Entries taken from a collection

──────────

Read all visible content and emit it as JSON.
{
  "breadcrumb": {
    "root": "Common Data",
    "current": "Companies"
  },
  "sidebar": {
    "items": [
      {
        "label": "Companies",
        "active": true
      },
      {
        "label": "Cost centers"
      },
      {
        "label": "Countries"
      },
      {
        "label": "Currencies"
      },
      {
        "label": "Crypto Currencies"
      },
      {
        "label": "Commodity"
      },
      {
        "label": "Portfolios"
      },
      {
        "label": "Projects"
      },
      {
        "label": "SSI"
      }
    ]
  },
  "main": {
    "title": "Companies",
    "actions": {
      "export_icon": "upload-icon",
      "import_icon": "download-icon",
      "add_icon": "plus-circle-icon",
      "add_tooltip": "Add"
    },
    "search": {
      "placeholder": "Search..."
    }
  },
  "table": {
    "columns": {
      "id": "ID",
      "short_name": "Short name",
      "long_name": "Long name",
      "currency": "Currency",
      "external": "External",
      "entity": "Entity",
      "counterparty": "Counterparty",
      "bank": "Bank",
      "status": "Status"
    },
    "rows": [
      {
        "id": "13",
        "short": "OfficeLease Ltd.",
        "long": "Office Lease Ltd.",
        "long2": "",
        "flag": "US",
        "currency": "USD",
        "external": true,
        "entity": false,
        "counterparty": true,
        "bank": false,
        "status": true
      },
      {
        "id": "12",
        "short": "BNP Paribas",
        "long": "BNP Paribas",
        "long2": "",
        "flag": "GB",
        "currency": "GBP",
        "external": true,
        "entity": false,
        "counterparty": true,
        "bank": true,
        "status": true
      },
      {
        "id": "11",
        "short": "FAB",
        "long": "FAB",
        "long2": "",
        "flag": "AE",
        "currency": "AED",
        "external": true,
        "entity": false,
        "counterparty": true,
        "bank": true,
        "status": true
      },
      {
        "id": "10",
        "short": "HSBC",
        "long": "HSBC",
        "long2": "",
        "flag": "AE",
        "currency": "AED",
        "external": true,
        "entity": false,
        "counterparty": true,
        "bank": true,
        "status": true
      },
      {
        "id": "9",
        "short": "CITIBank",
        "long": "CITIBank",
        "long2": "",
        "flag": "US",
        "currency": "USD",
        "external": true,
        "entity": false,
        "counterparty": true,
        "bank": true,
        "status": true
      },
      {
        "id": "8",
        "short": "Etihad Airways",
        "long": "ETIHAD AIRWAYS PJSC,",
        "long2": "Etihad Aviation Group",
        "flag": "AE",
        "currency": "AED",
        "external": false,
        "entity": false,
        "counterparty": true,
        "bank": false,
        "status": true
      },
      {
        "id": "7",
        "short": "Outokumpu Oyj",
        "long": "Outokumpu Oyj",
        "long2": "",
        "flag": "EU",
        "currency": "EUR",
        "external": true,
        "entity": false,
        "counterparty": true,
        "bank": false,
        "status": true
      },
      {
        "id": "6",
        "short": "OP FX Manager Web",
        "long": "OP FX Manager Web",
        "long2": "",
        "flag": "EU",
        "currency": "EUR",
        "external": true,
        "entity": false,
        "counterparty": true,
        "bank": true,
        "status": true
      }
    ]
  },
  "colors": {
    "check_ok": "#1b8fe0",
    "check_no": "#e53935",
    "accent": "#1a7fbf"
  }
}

──────────

SHORT PROBLEM:
Write every record out again, unaltered.

FINISHED TASK:
Read all visible content and emit it as JSON.
{
  "breadcrumb": {
    "root": "Common Data",
    "current": "Companies"
  },
  "sidebar": {
    "items": [
      {
        "label": "Companies",
        "active": true
      },
      {
        "label": "Cost centers"
      },
      {
        "label": "Countries"
      },
      {
        "label": "Currencies"
      },
      {
        "label": "Crypto Currencies"
      },
      {
        "label": "Commodity"
      },
      {
        "label": "Portfolios"
      },
      {
        "label": "Projects"
      },
      {
        "label": "SSI"
      }
    ]
  },
  "main": {
    "title": "Companies",
    "actions": {
      "export_icon": "upload-icon",
      "import_icon": "download-icon",
      "add_icon": "plus-circle-icon",
      "add_tooltip": "Add"
    },
    "search": {
      "placeholder": "Search..."
    }
  },
  "table": {
    "columns": {
      "id": "ID",
      "short_name": "Short name",
      "long_name": "Long name",
      "currency": "Currency",
      "external": "External",
      "entity": "Entity",
      "counterparty": "Counterparty",
      "bank": "Bank",
      "status": "Status"
    },
    "rows": [
      {
        "id": "13",
        "short": "OfficeLease Ltd.",
        "long": "Office Lease Ltd.",
        "long2": "",
        "flag": "US",
        "currency": "USD",
        "external": true,
        "entity": false,
        "counterparty": true,
        "bank": false,
        "status": true
      },
      {
        "id": "12",
        "short": "BNP Paribas",
        "long": "BNP Paribas",
        "long2": "",
        "flag": "GB",
        "currency": "GBP",
        "external": true,
        "entity": false,
        "counterparty": true,
        "bank": true,
        "status": true
      },
      {
        "id": "11",
        "short": "FAB",
        "long": "FAB",
        "long2": "",
        "flag": "AE",
        "currency": "AED",
        "external": true,
        "entity": false,
        "counterparty": true,
        "bank": true,
        "status": true
      },
      {
        "id": "10",
        "short": "HSBC",
        "long": "HSBC",
        "long2": "",
        "flag": "AE",
        "currency": "AED",
        "external": true,
        "entity": false,
        "counterparty": true,
        "bank": true,
        "status": true
      },
      {
        "id": "9",
        "short": "CITIBank",
        "long": "CITIBank",
        "long2": "",
        "flag": "US",
        "currency": "USD",
        "external": true,
        "entity": false,
        "counterparty": true,
        "bank": true,
        "status": true
      },
      {
        "id": "8",
        "short": "Etihad Airways",
        "long": "ETIHAD AIRWAYS PJSC,",
        "long2": "Etihad Aviation Group",
        "flag": "AE",
        "currency": "AED",
        "external": false,
        "entity": false,
        "counterparty": true,
        "bank": false,
        "status": true
      },
      {
        "id": "7",
        "short": "Outokumpu Oyj",
        "long": "Outokumpu Oyj",
        "long2": "",
        "flag": "EU",
        "currency": "EUR",
        "external": true,
        "entity": false,
        "counterparty": true,
        "bank": false,
        "status": true
      },
      {
        "id": "6",
        "short": "OP FX Manager Web",
        "long": "OP FX Manager Web",
        "long2": "",
        "flag": "EU",
        "currency": "EUR",
        "external": true,
        "entity": false,
        "counterparty": true,
        "bank": true,
        "status": true
      }
    ]
  },
  "colors": {
    "check_ok": "#1b8fe0",
    "check_no": "#e53935",
    "accent": "#1a7fbf"
  }
}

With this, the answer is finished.